▶ Set exercise
Retype all the entries word for word, but omit the pictures.

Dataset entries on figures
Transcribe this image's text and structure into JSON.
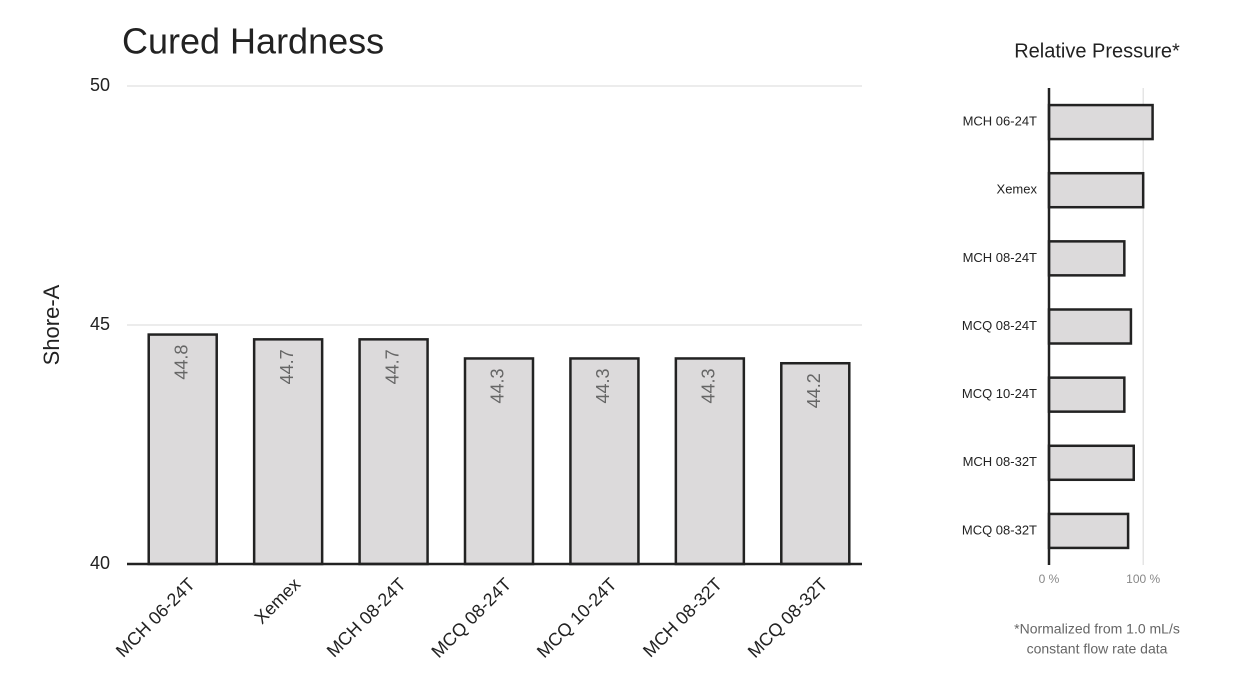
{
  "chart_data": [
    {
      "type": "bar",
      "title": "Cured Hardness",
      "y_label": "Shore-A",
      "categories": [
        "MCH 06-24T",
        "Xemex",
        "MCH 08-24T",
        "MCQ 08-24T",
        "MCQ 10-24T",
        "MCH 08-32T",
        "MCQ 08-32T"
      ],
      "values": [
        44.8,
        44.7,
        44.7,
        44.3,
        44.3,
        44.3,
        44.2
      ],
      "color": "#dcdadb",
      "ylim": [
        40,
        50
      ],
      "yticks": [
        40,
        45,
        50
      ],
      "grid": true
    },
    {
      "type": "barh",
      "title": "Relative Pressure*",
      "categories": [
        "MCH 06-24T",
        "Xemex",
        "MCH 08-24T",
        "MCQ 08-24T",
        "MCQ 10-24T",
        "MCH 08-32T",
        "MCQ 08-32T"
      ],
      "values": [
        110,
        100,
        80,
        87,
        80,
        90,
        84
      ],
      "color": "#dcdadb",
      "xlim": [
        0,
        120
      ],
      "xticks": [
        {
          "value": 0,
          "label": "0 %"
        },
        {
          "value": 100,
          "label": "100 %"
        }
      ],
      "grid": true,
      "note_lines": [
        "*Normalized from 1.0 mL/s",
        "constant flow rate data"
      ]
    }
  ]
}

▶ Written response
Transcribe this image's text and structure into JSON.
{
  "chart_data": [
    {
      "type": "bar",
      "title": "Cured Hardness",
      "y_label": "Shore-A",
      "categories": [
        "MCH 06-24T",
        "Xemex",
        "MCH 08-24T",
        "MCQ 08-24T",
        "MCQ 10-24T",
        "MCH 08-32T",
        "MCQ 08-32T"
      ],
      "values": [
        44.8,
        44.7,
        44.7,
        44.3,
        44.3,
        44.3,
        44.2
      ],
      "color": "#dcdadb",
      "ylim": [
        40,
        50
      ],
      "yticks": [
        40,
        45,
        50
      ],
      "grid": true
    },
    {
      "type": "barh",
      "title": "Relative Pressure*",
      "categories": [
        "MCH 06-24T",
        "Xemex",
        "MCH 08-24T",
        "MCQ 08-24T",
        "MCQ 10-24T",
        "MCH 08-32T",
        "MCQ 08-32T"
      ],
      "values": [
        110,
        100,
        80,
        87,
        80,
        90,
        84
      ],
      "color": "#dcdadb",
      "xlim": [
        0,
        120
      ],
      "xticks": [
        {
          "value": 0,
          "label": "0 %"
        },
        {
          "value": 100,
          "label": "100 %"
        }
      ],
      "grid": true,
      "note_lines": [
        "*Normalized from 1.0 mL/s",
        "constant flow rate data"
      ]
    }
  ]
}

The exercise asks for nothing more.